» What is expected: Find each line with the string "BRICKS" and copy it.

» Material for the task:
>>

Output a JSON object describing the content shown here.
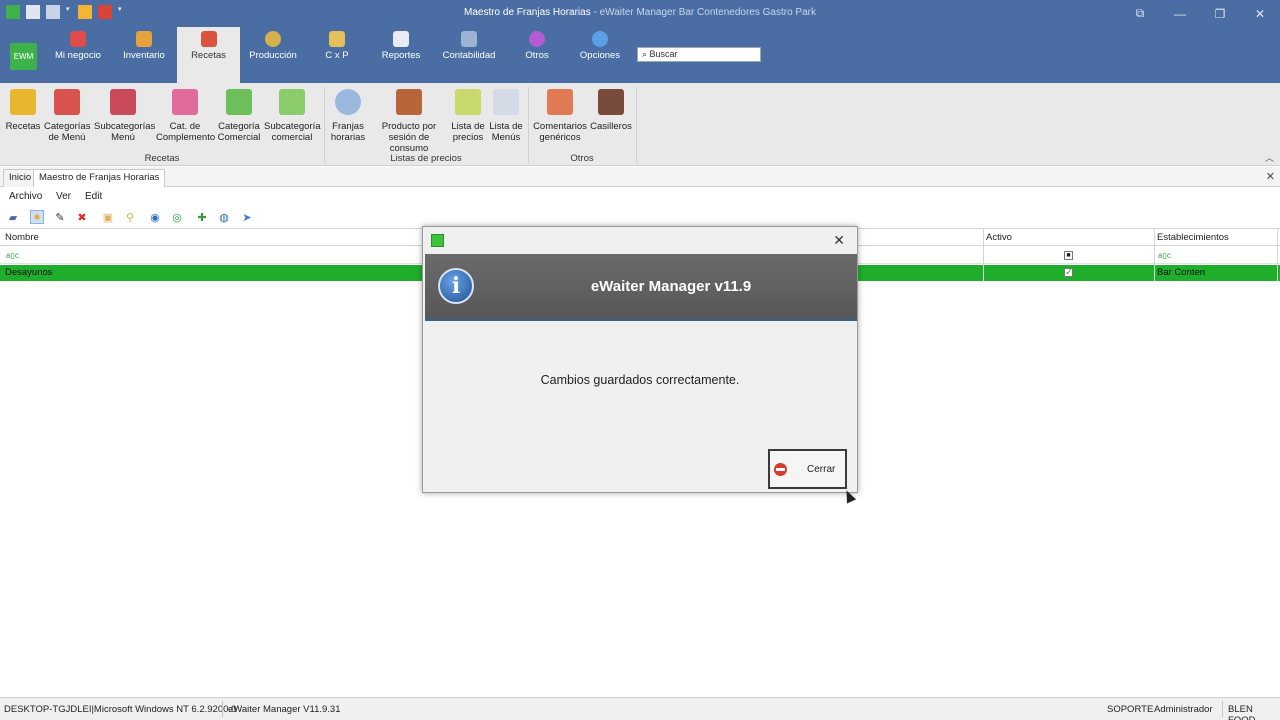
{
  "window": {
    "title": "Maestro de Franjas Horarias",
    "subtitle": " - eWaiter Manager Bar Contenedores Gastro Park",
    "controls": [
      "⧉",
      "—",
      "❐",
      "✕"
    ]
  },
  "search": {
    "placeholder": "Buscar"
  },
  "ribbon_tabs": [
    {
      "label": "Mi negocio"
    },
    {
      "label": "Inventario"
    },
    {
      "label": "Recetas"
    },
    {
      "label": "Producción"
    },
    {
      "label": "C x P"
    },
    {
      "label": "Reportes"
    },
    {
      "label": "Contabilidad"
    },
    {
      "label": "Otros"
    },
    {
      "label": "Opciones"
    }
  ],
  "ribbon_buttons": [
    {
      "line1": "Recetas",
      "line2": ""
    },
    {
      "line1": "Categorías",
      "line2": "de Menú"
    },
    {
      "line1": "Subcategorías",
      "line2": "Menú"
    },
    {
      "line1": "Cat. de",
      "line2": "Complemento"
    },
    {
      "line1": "Categoría",
      "line2": "Comercial"
    },
    {
      "line1": "Subcategoría",
      "line2": "comercial"
    },
    {
      "line1": "Franjas",
      "line2": "horarias"
    },
    {
      "line1": "Producto por",
      "line2": "sesión de consumo"
    },
    {
      "line1": "Lista de",
      "line2": "precios"
    },
    {
      "line1": "Lista de",
      "line2": "Menús"
    },
    {
      "line1": "Comentarios",
      "line2": "genéricos"
    },
    {
      "line1": "Casilleros",
      "line2": ""
    }
  ],
  "ribbon_groups": [
    "Recetas",
    "Listas de precios",
    "Otros"
  ],
  "doc_tabs": [
    "Inicio",
    "Maestro de Franjas Horarias"
  ],
  "menu": [
    "Archivo",
    "Ver",
    "Edit"
  ],
  "grid": {
    "columns": [
      "Nombre",
      "Activo",
      "Establecimientos"
    ],
    "rows": [
      {
        "nombre": "Desayunos",
        "activo": true,
        "establecimientos": "Bar Conten"
      }
    ]
  },
  "dialog": {
    "title": "eWaiter Manager v11.9",
    "message": "Cambios guardados correctamente.",
    "button": "Cerrar"
  },
  "status": {
    "machine": "DESKTOP-TGJDLEI|Microsoft Windows NT 6.2.9200.0",
    "version": "eWaiter Manager V11.9.31",
    "support": "SOPORTE",
    "user": "Administrador",
    "company": "BLEN FOOD"
  },
  "colors": {
    "titlebar": "#4a6ea3",
    "selected_row": "#1fae2b",
    "accent": "#3db24a"
  }
}
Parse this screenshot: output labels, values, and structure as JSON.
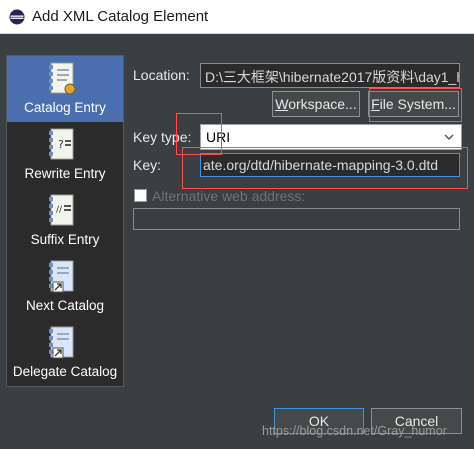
{
  "window": {
    "title": "Add XML Catalog Element"
  },
  "sidebar": {
    "items": [
      {
        "label": "Catalog Entry",
        "icon": "catalog-entry-icon"
      },
      {
        "label": "Rewrite Entry",
        "icon": "rewrite-entry-icon"
      },
      {
        "label": "Suffix Entry",
        "icon": "suffix-entry-icon"
      },
      {
        "label": "Next Catalog",
        "icon": "next-catalog-icon"
      },
      {
        "label": "Delegate Catalog",
        "icon": "delegate-catalog-icon"
      }
    ],
    "selected": "Catalog Entry"
  },
  "form": {
    "location_label": "Location:",
    "location_value": "D:\\三大框架\\hibernate2017版资料\\day1_h",
    "workspace_button": "Workspace...",
    "workspace_mnemonic": "W",
    "workspace_rest": "orkspace...",
    "filesystem_button": "File System...",
    "filesystem_mnemonic": "F",
    "filesystem_rest": "ile System...",
    "key_type_label": "Key type:",
    "key_type_value": "URI",
    "key_label": "Key:",
    "key_value": "ate.org/dtd/hibernate-mapping-3.0.dtd",
    "alt_web_address_label": "Alternative web address:",
    "alt_web_address_checked": false,
    "alt_web_address_value": ""
  },
  "footer": {
    "ok_label": "OK",
    "cancel_label": "Cancel"
  },
  "watermark": "https://blog.csdn.net/Gray_humor",
  "colors": {
    "background": "#3c3f41",
    "selection": "#4b6eaf",
    "focus_border": "#4b8fd9",
    "annotation": "#ff4d4d"
  }
}
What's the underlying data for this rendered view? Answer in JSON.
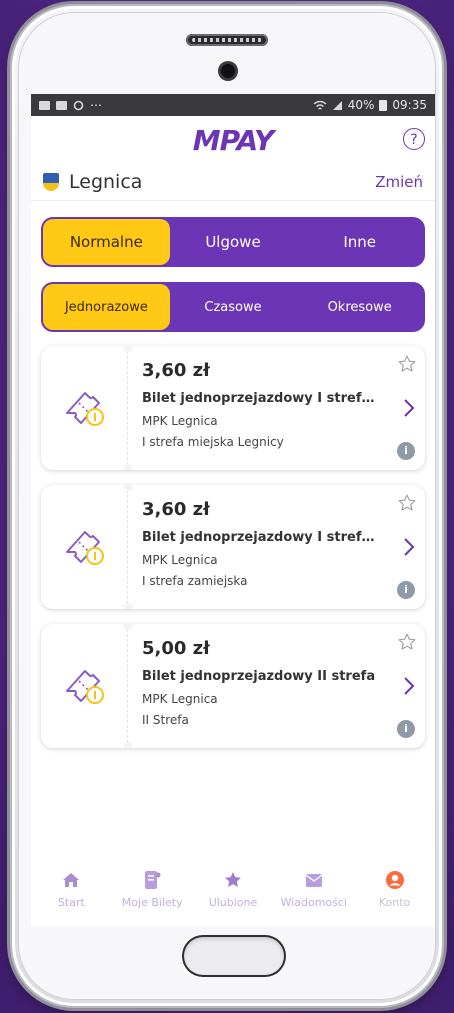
{
  "status_bar": {
    "battery": "40%",
    "time": "09:35",
    "more": "⋯"
  },
  "app": {
    "logo": "MPAY",
    "help_label": "?"
  },
  "city": {
    "name": "Legnica",
    "change_label": "Zmień"
  },
  "fare_types": [
    "Normalne",
    "Ulgowe",
    "Inne"
  ],
  "ticket_types": [
    "Jednorazowe",
    "Czasowe",
    "Okresowe"
  ],
  "tickets": [
    {
      "price": "3,60 zł",
      "name": "Bilet jednoprzejazdowy I strefa mi…",
      "carrier": "MPK Legnica",
      "zone": "I strefa miejska Legnicy"
    },
    {
      "price": "3,60 zł",
      "name": "Bilet jednoprzejazdowy I strefa za…",
      "carrier": "MPK Legnica",
      "zone": "I strefa zamiejska"
    },
    {
      "price": "5,00 zł",
      "name": "Bilet jednoprzejazdowy II strefa",
      "carrier": "MPK Legnica",
      "zone": "II Strefa"
    }
  ],
  "info_label": "i",
  "nav": [
    "Start",
    "Moje Bilety",
    "Ulubione",
    "Wiadomości",
    "Konto"
  ],
  "colors": {
    "purple": "#6c35b5",
    "yellow": "#ffc915",
    "konto_orange": "#ff6a3d"
  },
  "icons": [
    "image-icon",
    "message-icon",
    "sync-icon",
    "wifi-icon",
    "signal-icon",
    "battery-icon",
    "help-icon",
    "city-crest-icon",
    "ticket-icon",
    "star-icon",
    "chevron-right-icon",
    "info-icon",
    "home-icon",
    "tickets-icon",
    "favorites-star-icon",
    "mail-icon",
    "account-icon"
  ]
}
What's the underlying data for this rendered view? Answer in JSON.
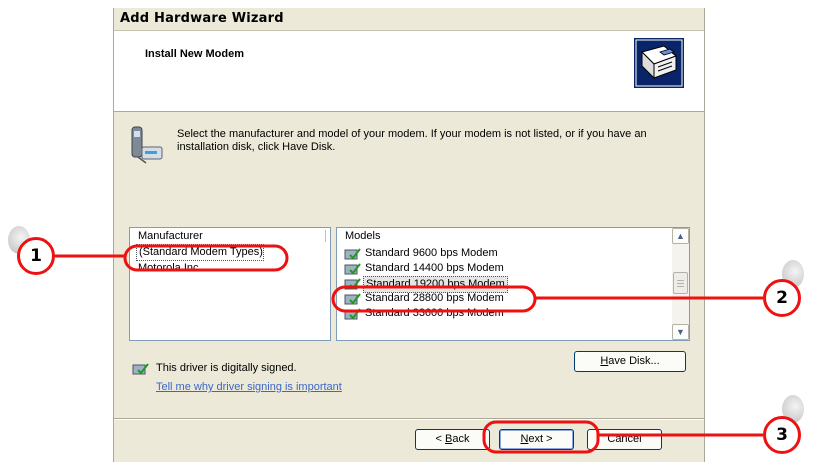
{
  "window": {
    "title": "Add Hardware Wizard",
    "header_title": "Install New Modem",
    "intro_text": "Select the manufacturer and model of your modem. If your modem is not listed, or if you have an installation disk, click Have Disk."
  },
  "manufacturer_list": {
    "header": "Manufacturer",
    "items": [
      "(Standard Modem Types)",
      "Motorola Inc"
    ],
    "selected_index": 0
  },
  "models_list": {
    "header": "Models",
    "items": [
      "Standard  9600 bps Modem",
      "Standard 14400 bps Modem",
      "Standard 19200 bps Modem",
      "Standard 28800 bps Modem",
      "Standard 33600 bps Modem"
    ],
    "selected_index": 2
  },
  "signing": {
    "text": "This driver is digitally signed.",
    "link": "Tell me why driver signing is important"
  },
  "buttons": {
    "have_disk": {
      "mnemonic": "H",
      "rest": "ave Disk..."
    },
    "back": {
      "prefix": "< ",
      "mnemonic": "B",
      "rest": "ack"
    },
    "next": {
      "mnemonic": "N",
      "rest": "ext >"
    },
    "cancel": "Cancel"
  },
  "callouts": [
    "1",
    "2",
    "3"
  ],
  "colors": {
    "callout": "#ee1111",
    "link": "#3c67c7",
    "window_bg": "#ece9d8",
    "selection_border": "#555555"
  },
  "icons": {
    "header": "hardware-card-icon",
    "intro": "modem-phone-icon",
    "model": "signed-driver-icon",
    "signed": "signed-driver-icon"
  }
}
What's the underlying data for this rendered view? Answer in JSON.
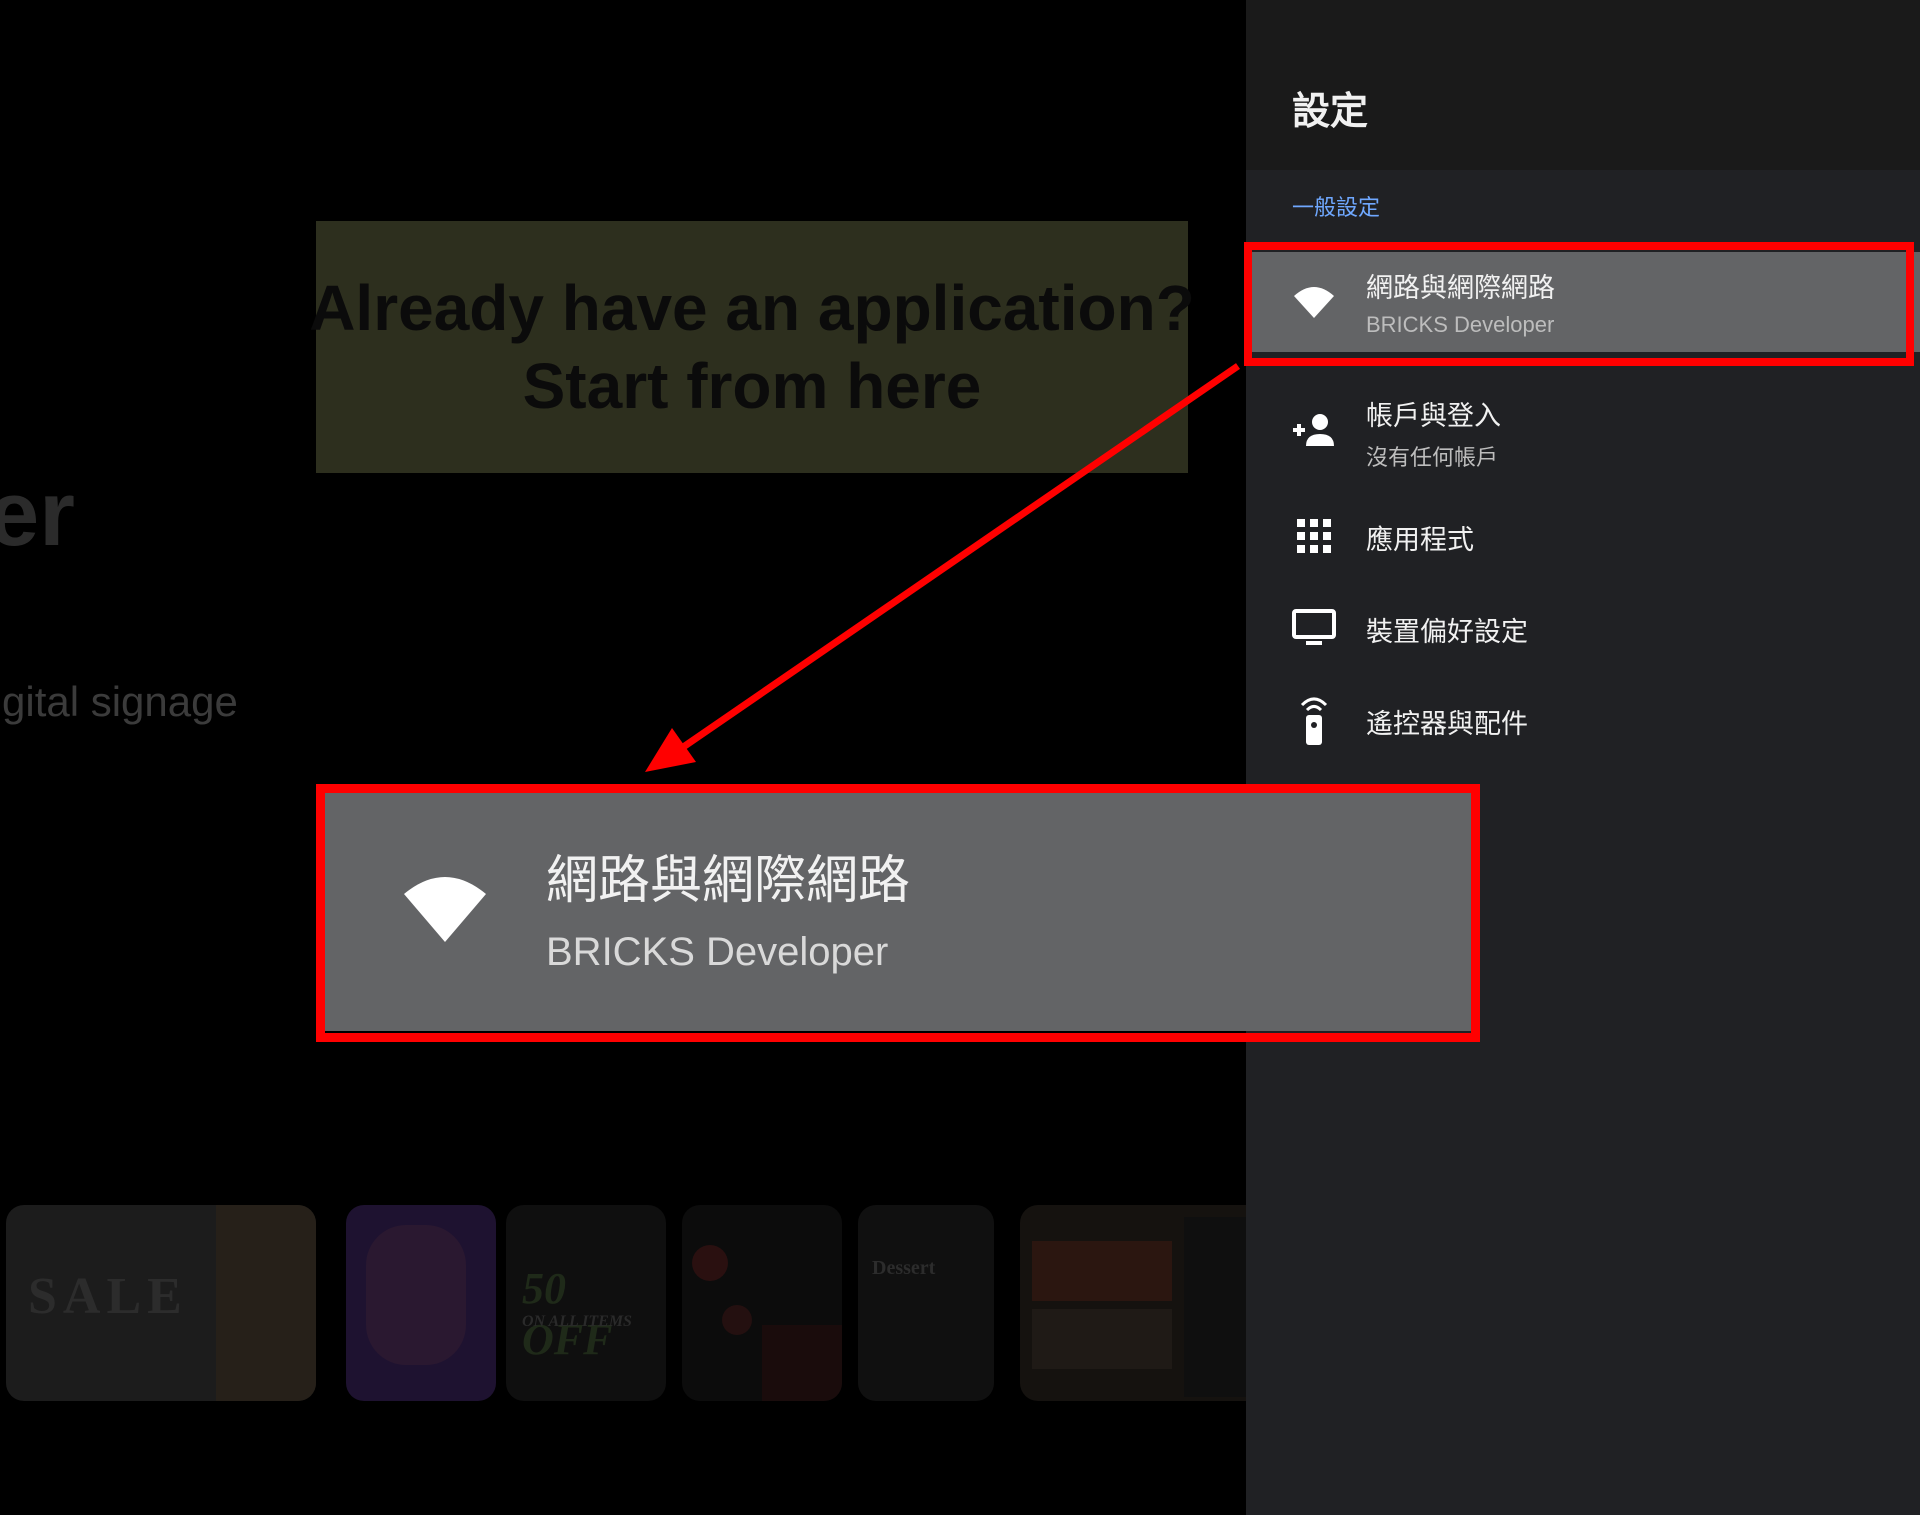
{
  "background": {
    "title_fragment": "er",
    "subtitle_fragment": "gital signage",
    "thumbnails": [
      {
        "text_main": "SALE"
      },
      {
        "text_main": ""
      },
      {
        "text_main": "50 OFF",
        "text_sub": "ON ALL ITEMS"
      },
      {
        "text_main": ""
      },
      {
        "text_main": "Dessert"
      },
      {
        "text_main": ""
      }
    ]
  },
  "callout": {
    "line1": "Already have an application?",
    "line2": "Start from here"
  },
  "settings": {
    "title": "設定",
    "section": "一般設定",
    "items": [
      {
        "label": "網路與網際網路",
        "sub": "BRICKS Developer",
        "icon": "wifi-icon"
      },
      {
        "label": "帳戶與登入",
        "sub": "沒有任何帳戶",
        "icon": "add-person-icon"
      },
      {
        "label": "應用程式",
        "icon": "apps-grid-icon"
      },
      {
        "label": "裝置偏好設定",
        "icon": "tv-icon"
      },
      {
        "label": "遙控器與配件",
        "icon": "remote-icon"
      }
    ]
  },
  "zoom": {
    "label": "網路與網際網路",
    "sub": "BRICKS Developer"
  },
  "colors": {
    "highlight": "#ff0000",
    "panel": "#202124",
    "selected": "#636466",
    "callout_bg": "#2d2f1e",
    "section_label": "#6fa8ff"
  }
}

<<

» Full response:
        "sub": "BRICKS Developer",
    "sub": "BRICKS Developer"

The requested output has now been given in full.